[Task] Below are entries to be transcribed exactly; exclude the pictures from the copy.

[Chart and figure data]
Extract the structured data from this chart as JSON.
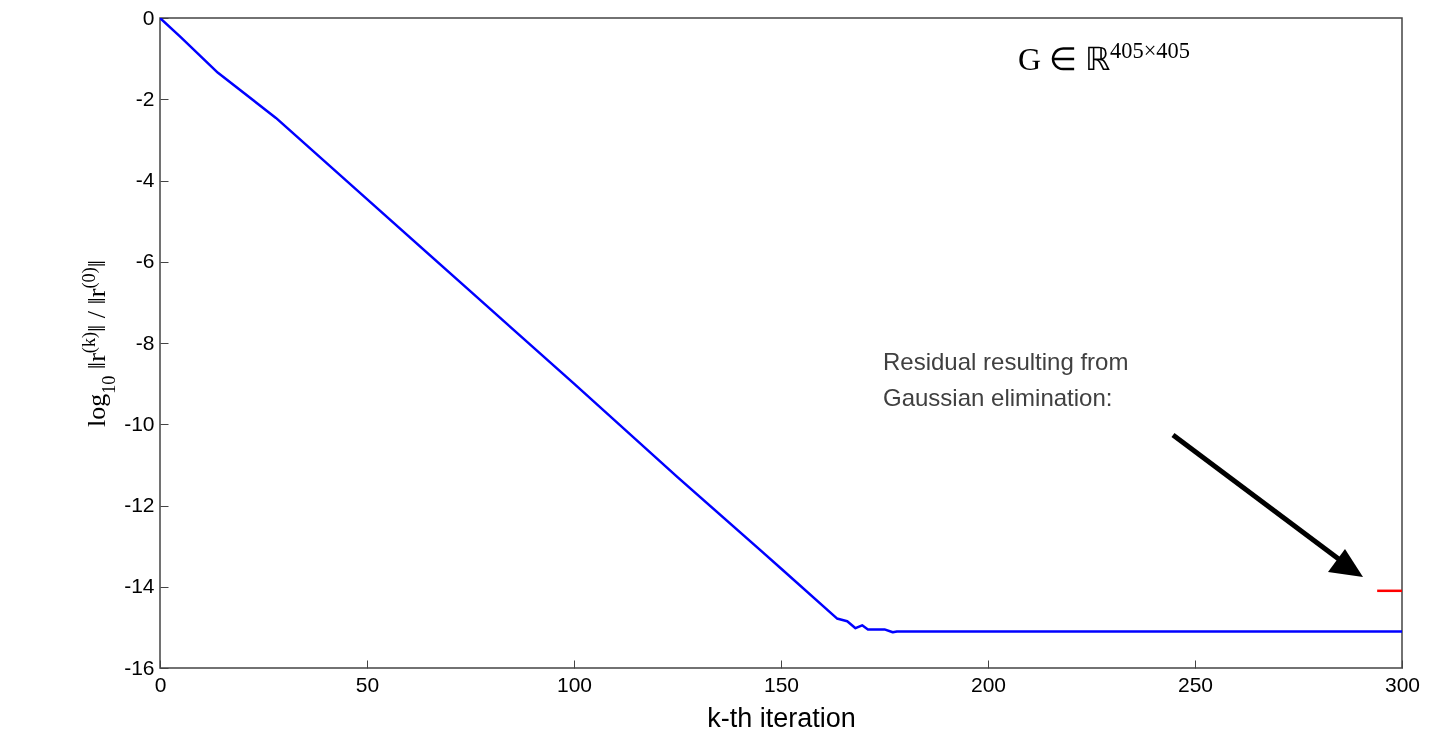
{
  "chart_data": {
    "type": "line",
    "xlabel": "k-th iteration",
    "ylabel": "log$_{10}$ ‖r$^{(k)}$‖ / ‖r$^{(0)}$‖",
    "annotations": [
      "G ∈ ℝ$^{405×405}$",
      "Residual resulting from\nGaussian elimination:"
    ],
    "xlim": [
      0,
      300
    ],
    "xticks": [
      0,
      50,
      100,
      150,
      200,
      250,
      300
    ],
    "ylim": [
      -16,
      0
    ],
    "yticks": [
      -16,
      -14,
      -12,
      -10,
      -8,
      -6,
      -4,
      -2,
      0
    ],
    "grid": false,
    "series": [
      {
        "color": "#0000ff",
        "x": [
          0,
          5,
          14,
          28,
          50,
          75,
          100,
          125,
          150,
          163.5,
          166,
          168,
          169.6,
          171,
          175,
          177,
          178,
          300
        ],
        "values": [
          0,
          -0.47,
          -1.35,
          -2.46,
          -4.46,
          -6.73,
          -9.0,
          -11.3,
          -13.55,
          -14.78,
          -14.85,
          -15.02,
          -14.95,
          -15.05,
          -15.05,
          -15.12,
          -15.1,
          -15.1
        ]
      },
      {
        "color": "#ff0000",
        "x": [
          294,
          300
        ],
        "values": [
          -14.1,
          -14.1
        ]
      }
    ]
  }
}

[The response]
Extract the structured data from this chart as JSON.
{
  "chart_data": {
    "type": "line",
    "xlabel": "k-th iteration",
    "ylabel": "log$_{10}$ ‖r$^{(k)}$‖ / ‖r$^{(0)}$‖",
    "annotations": [
      "G ∈ ℝ$^{405×405}$",
      "Residual resulting from\nGaussian elimination:"
    ],
    "xlim": [
      0,
      300
    ],
    "xticks": [
      0,
      50,
      100,
      150,
      200,
      250,
      300
    ],
    "ylim": [
      -16,
      0
    ],
    "yticks": [
      -16,
      -14,
      -12,
      -10,
      -8,
      -6,
      -4,
      -2,
      0
    ],
    "grid": false,
    "series": [
      {
        "color": "#0000ff",
        "x": [
          0,
          5,
          14,
          28,
          50,
          75,
          100,
          125,
          150,
          163.5,
          166,
          168,
          169.6,
          171,
          175,
          177,
          178,
          300
        ],
        "values": [
          0,
          -0.47,
          -1.35,
          -2.46,
          -4.46,
          -6.73,
          -9.0,
          -11.3,
          -13.55,
          -14.78,
          -14.85,
          -15.02,
          -14.95,
          -15.05,
          -15.05,
          -15.12,
          -15.1,
          -15.1
        ]
      },
      {
        "color": "#ff0000",
        "x": [
          294,
          300
        ],
        "values": [
          -14.1,
          -14.1
        ]
      }
    ]
  }
}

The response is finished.